The modulated receptor hypothesis revisited from the viewpoint of myocardial interstitial potential.

Time- and voltage-dependent interaction of antiarrhythmic agents with target cardiac ion channels is termed the modulated receptor hypothesis. Actually class I agents suppress the maximum upstroke rate (Vmax) of intracellular potential (Vic) depending on the pacing cycle length (PCL) and external potassium concentration ([K+]e). We examined this concept from the aspect of interstitial potential (Vis), since Vis reflects the second time derivative of Vic. Vic and Vis were recorded sequentially using standard microelectrode applied to the paced and superfused guinea pig papillary muscles. In the steady state, the greatest negative deflection of Vis (Vmin) was suppressed by quinidine (10 microM) in both PCL- and [K+]e-dependent manner, just like Vmax. However, quinidine-induced greater inhibition of Vmin than Vmax was evident at shorter PCL and greater [K+]e. Based on the sequential alteration of PCL and exposure to ouabain (10 microM), different quinidine sensitivity between Vmax and Vmin is most likely accounted for by the activity-dependent K+ efflux and Na(+)-K+ pump-mediated K+ uptake (i.e., [K+]e fluctuation). Thus, the modulated receptor hypothesis is concluded to be valid in terms of Vis.

◆ Exercise description ◆
List every abbreviation that the passage on the modulated receptor hypothesis defines in parentheses, and give the full term for each. Use only the passage on the modulated receptor hypothesis to answer.

◆ Information supplied ◆

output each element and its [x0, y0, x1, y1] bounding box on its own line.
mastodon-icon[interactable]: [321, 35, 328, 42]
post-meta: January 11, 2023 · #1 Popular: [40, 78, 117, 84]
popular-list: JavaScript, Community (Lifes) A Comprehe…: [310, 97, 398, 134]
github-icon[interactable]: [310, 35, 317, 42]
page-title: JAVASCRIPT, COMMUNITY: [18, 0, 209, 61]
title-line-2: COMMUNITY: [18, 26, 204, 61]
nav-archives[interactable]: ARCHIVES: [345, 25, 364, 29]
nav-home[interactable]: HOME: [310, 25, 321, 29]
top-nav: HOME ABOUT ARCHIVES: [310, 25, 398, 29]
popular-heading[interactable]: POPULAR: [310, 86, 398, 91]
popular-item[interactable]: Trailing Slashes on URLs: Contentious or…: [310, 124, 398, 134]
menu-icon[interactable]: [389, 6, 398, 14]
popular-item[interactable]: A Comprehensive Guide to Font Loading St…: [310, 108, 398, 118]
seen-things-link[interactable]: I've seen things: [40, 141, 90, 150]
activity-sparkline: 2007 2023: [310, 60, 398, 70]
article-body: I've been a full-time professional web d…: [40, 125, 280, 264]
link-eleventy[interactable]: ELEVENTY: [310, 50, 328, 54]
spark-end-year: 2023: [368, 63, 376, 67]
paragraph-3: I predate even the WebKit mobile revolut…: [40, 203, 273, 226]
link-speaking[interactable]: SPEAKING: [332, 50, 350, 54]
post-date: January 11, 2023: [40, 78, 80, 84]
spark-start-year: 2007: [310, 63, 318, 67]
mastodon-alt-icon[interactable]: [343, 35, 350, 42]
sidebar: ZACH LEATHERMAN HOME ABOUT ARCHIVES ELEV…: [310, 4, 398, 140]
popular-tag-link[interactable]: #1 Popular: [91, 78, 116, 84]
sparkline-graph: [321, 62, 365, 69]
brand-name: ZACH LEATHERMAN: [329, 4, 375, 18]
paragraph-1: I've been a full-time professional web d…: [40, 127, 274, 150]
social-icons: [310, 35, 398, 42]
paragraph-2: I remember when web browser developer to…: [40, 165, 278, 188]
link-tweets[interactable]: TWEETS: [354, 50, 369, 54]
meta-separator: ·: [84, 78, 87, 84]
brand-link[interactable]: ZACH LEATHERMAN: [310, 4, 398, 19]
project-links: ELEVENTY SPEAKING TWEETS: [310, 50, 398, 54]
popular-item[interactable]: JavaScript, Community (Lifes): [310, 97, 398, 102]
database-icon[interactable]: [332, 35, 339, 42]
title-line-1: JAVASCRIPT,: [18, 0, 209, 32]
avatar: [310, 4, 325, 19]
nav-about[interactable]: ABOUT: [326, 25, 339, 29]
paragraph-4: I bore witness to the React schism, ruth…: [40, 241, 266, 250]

◆ Response ◆
- Vmax: maximum upstroke rate
- Vic: intracellular potential
- PCL: pacing cycle length
- [K+]e: external potassium concentration
- Vis: interstitial potential
- Vmin: greatest negative deflection of Vis